# Pierre Lafont, Andre Silotti, Orchestra of Aix, and others.



## jdbarrer (Jun 21, 2013)

Hello,

I initiated on listening to Classical Music thanks to a series of recordings made available by a local newspaper about fifteen years ago. 

Most of those recordings contain performances of poor quality, with a few remarkable exceptions (which I understood as such after some years of listening to Classical Music once I arrived and understood recordings by several of the famous orchestras and conductors from the last century), being the names in the post' title some of these.

When I looked for information about these people I was surprised by a big silence in the web: there is no picture of the conductor Pierre Lafont, or the pianist Andre Silotti, or the Orchestra of Aix, or the violinist Pinkas Sztaifberg (there are some other names that I'm not writing down, for instance "I Virtuosi di Lugano", who were doing some not very remarkable performances of the Baroque repertoire), there is no webpage containing their biography or information about the orchestras. I just made some hypotheses for myself and gave up solving the mystery.

Now life has brought me back home after some years overseas, and I remembered this issue after seeing my early record library. Does any of you have information about these guys? At some point I just arrived to the conclusion that these were pseudonyms used perhaps by some advanced music students in a "big" recording project (I think the collection comprises more than 100 cd's) that ended up in some newspapers around the world, but my curiosity was never satisfied. What can you tell me about these names?


----------

^^^^^^^^

** Instruction A **
In the forum post about Pierre Lafont, what instrument did Pinkas Sztaifberg play?
** Instruction B **
Copy the stretch of the forum post from "## jdbarrer (Jun" through "some of these." word for word.

** Extracted entries **
^^^^^^^^

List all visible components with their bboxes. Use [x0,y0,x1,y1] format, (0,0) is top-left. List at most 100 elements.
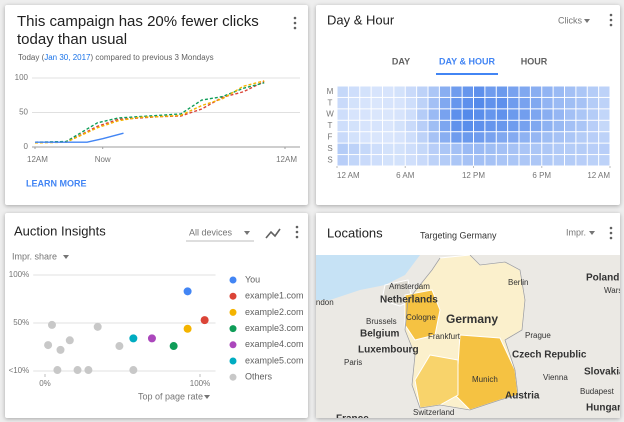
card-title: Day & Hour [327,12,395,27]
heat-cell [519,109,530,120]
chart-icon[interactable] [265,228,281,239]
map-label: France [336,414,369,422]
alert-title-box: This campaign has 20% fewer clicks today… [17,13,259,48]
heat-cell [587,97,599,109]
heat-cell [496,109,508,120]
heat-cell [337,120,348,132]
tab-indicator [436,73,498,75]
row-label: M [327,87,334,96]
scatter-point [147,334,156,343]
y-tick-label: 0 [24,142,29,151]
heat-cell [565,155,576,166]
heat-cell [474,143,485,155]
heat-cell [462,120,473,132]
heat-cell [360,155,371,166]
map-label: Hungary [586,403,624,414]
map[interactable]: Poland Warsaw Berlin Amsterdam Netherlands Lo… [307,255,624,422]
heat-cell [565,86,576,97]
dropdown-arrow[interactable] [244,231,250,235]
heat-cell [462,109,473,120]
device-dropdown[interactable]: All devices [189,227,233,237]
dropdown-arrow[interactable] [204,395,210,399]
metric-dropdown[interactable]: Impr. [566,227,586,237]
map-label: Belgium [360,329,400,340]
heat-cell [394,109,405,120]
heat-cell [371,120,382,132]
map-label: London [307,298,334,307]
map-label: Vienna [543,373,568,382]
heat-cell [383,155,394,166]
heat-cell [405,109,417,120]
tab[interactable]: DAY & HOUR [439,56,496,66]
y-tick-label: 100% [9,270,29,279]
legend-label: Others [245,372,273,382]
heat-cell [576,86,587,97]
heat-cell [348,120,360,132]
y-metric-dropdown[interactable]: Impr. share [12,251,57,261]
heat-cell [508,132,519,143]
heat-cell [508,109,519,120]
scatter-point [44,341,53,350]
heat-cell [394,143,405,155]
heat-cell [485,86,496,97]
subtitle-text: ) compared to previous 3 Mondays [91,53,214,62]
heat-cell [451,132,462,143]
heat-cell [530,86,542,97]
metric-dropdown[interactable]: Clicks [558,15,582,25]
heat-cell [530,97,542,109]
legend-swatch [229,341,237,349]
heat-cell [394,132,405,143]
legend-label: example3.com [245,323,304,333]
heat-cell [405,132,417,143]
tab[interactable]: DAY [392,56,410,66]
legend-label: example1.com [245,291,304,301]
x-tick-label: 12AM [27,155,48,164]
heat-cell [519,120,530,132]
heat-cell [394,155,405,166]
heat-cell [508,86,519,97]
x-metric-dropdown[interactable]: Top of page rate [138,391,203,401]
legend-label: example2.com [245,307,304,317]
heat-cell [553,97,564,109]
heat-cell [439,86,451,97]
row-label: S [327,155,332,164]
tab[interactable]: HOUR [521,56,548,66]
line-series [35,132,124,143]
heat-cell [451,143,462,155]
heat-cell [439,97,451,109]
map-label: Paris [344,358,362,367]
map-subtitle: Targeting Germany [420,230,497,240]
menu-icon[interactable] [295,225,299,239]
heat-cell [508,143,519,155]
heat-cell [428,155,439,166]
heat-cell [360,143,371,155]
heat-cell [542,109,553,120]
heat-cell [565,109,576,120]
menu-icon[interactable] [293,16,297,30]
heat-cell [337,143,348,155]
dropdown-arrow[interactable] [63,255,69,259]
x-tick-label: 6 PM [532,171,551,180]
heat-cell [542,86,553,97]
x-tick-label: 0% [39,379,51,388]
heat-cell [519,155,530,166]
legend-swatch [229,373,237,381]
heat-cell [451,109,462,120]
dropdown-arrow[interactable] [589,231,595,235]
menu-icon[interactable] [609,13,613,27]
alert-subtitle: Today (Jan 30, 2017) compared to previou… [18,53,214,62]
scatter-point [129,366,138,375]
heat-cell [553,143,564,155]
heat-cell [530,143,542,155]
map-label: Germany [446,312,498,326]
subtitle-date[interactable]: Jan 30, 2017 [44,53,91,62]
menu-icon[interactable] [609,226,613,240]
dropdown-arrow[interactable] [584,19,590,23]
x-tick-label: 12 AM [587,171,610,180]
heat-cell [576,155,587,166]
learn-more-button[interactable]: LEARN MORE [26,178,87,188]
heat-cell [405,143,417,155]
heat-cell [587,86,599,97]
heat-cell [485,109,496,120]
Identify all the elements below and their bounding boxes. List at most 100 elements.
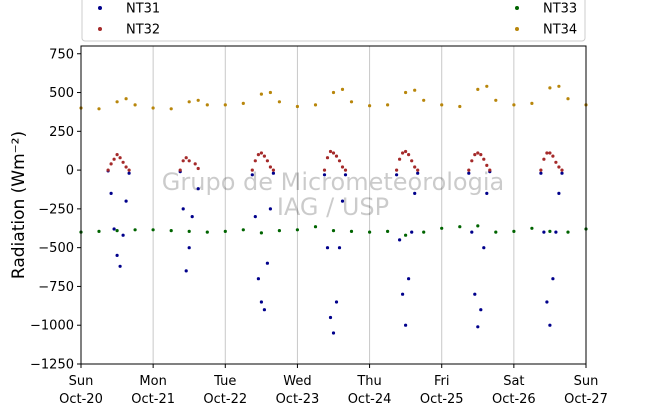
- data-point: [106, 168, 110, 172]
- data-point: [512, 103, 516, 107]
- watermark: Grupo de Micrometeorologia IAG / USP: [162, 168, 504, 221]
- data-point: [334, 154, 339, 158]
- data-point: [530, 101, 534, 105]
- x-tick-date: Oct-20: [59, 392, 103, 407]
- data-point: [395, 168, 399, 172]
- data-point: [112, 227, 116, 231]
- data-point: [343, 168, 348, 172]
- data-point: [109, 162, 113, 166]
- y-axis-label: Radiation (Wm⁻²): [9, 131, 29, 279]
- data-point: [115, 229, 119, 233]
- data-point: [488, 168, 492, 172]
- x-tick-date: Oct-22: [203, 392, 247, 407]
- data-point: [404, 149, 408, 154]
- data-point: [223, 103, 227, 107]
- data-point: [331, 331, 336, 335]
- data-point: [193, 162, 197, 166]
- y-tick-label: 250: [49, 125, 74, 140]
- data-point: [169, 107, 173, 111]
- data-point: [440, 226, 444, 230]
- data-point: [115, 153, 119, 157]
- data-point: [349, 229, 354, 233]
- data-point: [184, 156, 188, 160]
- data-point: [557, 84, 561, 88]
- data-point: [476, 325, 480, 329]
- data-point: [178, 168, 182, 172]
- y-tick-label: −1250: [30, 358, 74, 373]
- legend-item-nt32: NT32: [98, 23, 160, 38]
- data-point: [187, 159, 191, 163]
- data-point: [485, 163, 489, 167]
- grid: [152, 46, 515, 364]
- data-point: [256, 277, 260, 281]
- data-point: [422, 98, 426, 102]
- data-point: [181, 207, 185, 211]
- data-point: [476, 87, 480, 91]
- legend: NT31 NT32 NT33 NT34: [81, 0, 586, 42]
- legend-label: NT32: [126, 23, 160, 38]
- data-point: [401, 292, 405, 296]
- x-tick-date: Oct-24: [348, 392, 392, 407]
- data-point: [410, 159, 414, 163]
- legend-label: NT31: [126, 2, 160, 17]
- data-point: [277, 229, 281, 233]
- data-point: [124, 97, 128, 101]
- data-point: [551, 154, 555, 158]
- data-point: [259, 300, 263, 304]
- data-point: [184, 269, 188, 273]
- data-point: [325, 246, 330, 250]
- x-tick-day: Sun: [69, 374, 94, 389]
- data-point: [325, 156, 330, 160]
- legend-item-nt33: NT33: [515, 2, 577, 17]
- data-point: [313, 225, 318, 229]
- data-point: [467, 168, 471, 172]
- data-point: [127, 171, 131, 175]
- data-point: [268, 207, 272, 211]
- y-tick-label: 750: [49, 47, 74, 62]
- data-point: [109, 191, 113, 195]
- data-points: [79, 84, 588, 335]
- data-point: [271, 168, 275, 172]
- data-point: [407, 153, 411, 157]
- data-point: [467, 171, 471, 175]
- data-point: [410, 230, 414, 234]
- data-point: [340, 199, 345, 203]
- data-point: [470, 230, 474, 234]
- data-point: [250, 173, 254, 177]
- data-point: [458, 225, 462, 229]
- data-point: [322, 173, 327, 177]
- data-point: [554, 160, 558, 164]
- data-point: [557, 165, 561, 169]
- data-point: [337, 159, 342, 163]
- legend-marker: [98, 27, 102, 31]
- data-point: [328, 315, 333, 320]
- data-point: [554, 230, 558, 234]
- data-point: [566, 230, 570, 234]
- watermark-line-2: IAG / USP: [277, 193, 389, 221]
- data-point: [413, 191, 417, 195]
- data-point: [479, 308, 483, 312]
- data-point: [265, 261, 269, 265]
- data-point: [548, 151, 552, 155]
- data-point: [268, 165, 272, 169]
- data-point: [97, 107, 101, 111]
- x-tick-date: Oct-26: [492, 392, 536, 407]
- data-point: [223, 229, 227, 233]
- data-point: [313, 103, 318, 107]
- data-point: [265, 159, 269, 163]
- data-point: [548, 86, 552, 90]
- data-point: [566, 97, 570, 101]
- data-point: [476, 224, 480, 228]
- data-point: [190, 215, 194, 219]
- data-point: [386, 229, 390, 233]
- data-point: [328, 149, 333, 154]
- data-point: [331, 90, 336, 95]
- data-point: [241, 101, 245, 105]
- data-point: [241, 228, 245, 232]
- data-point: [416, 168, 420, 172]
- x-tick-date: Oct-23: [276, 392, 320, 407]
- data-point: [551, 277, 555, 281]
- data-point: [368, 104, 372, 108]
- data-point: [115, 100, 119, 104]
- data-point: [470, 159, 474, 163]
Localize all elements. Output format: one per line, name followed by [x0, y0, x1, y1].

^^^^^^^^

** Final result A **
The violin.

** Final result B **
## jdbarrer (Jun 21, 2013)

Hello,

I initiated on listening to Classical Music thanks to a series of recordings made available by a local newspaper about fifteen years ago. 

Most of those recordings contain performances of poor quality, with a few remarkable exceptions (which I understood as such after some years of listening to Classical Music once I arrived and understood recordings by several of the famous orchestras and conductors from the last century), being the names in the post' title some of these.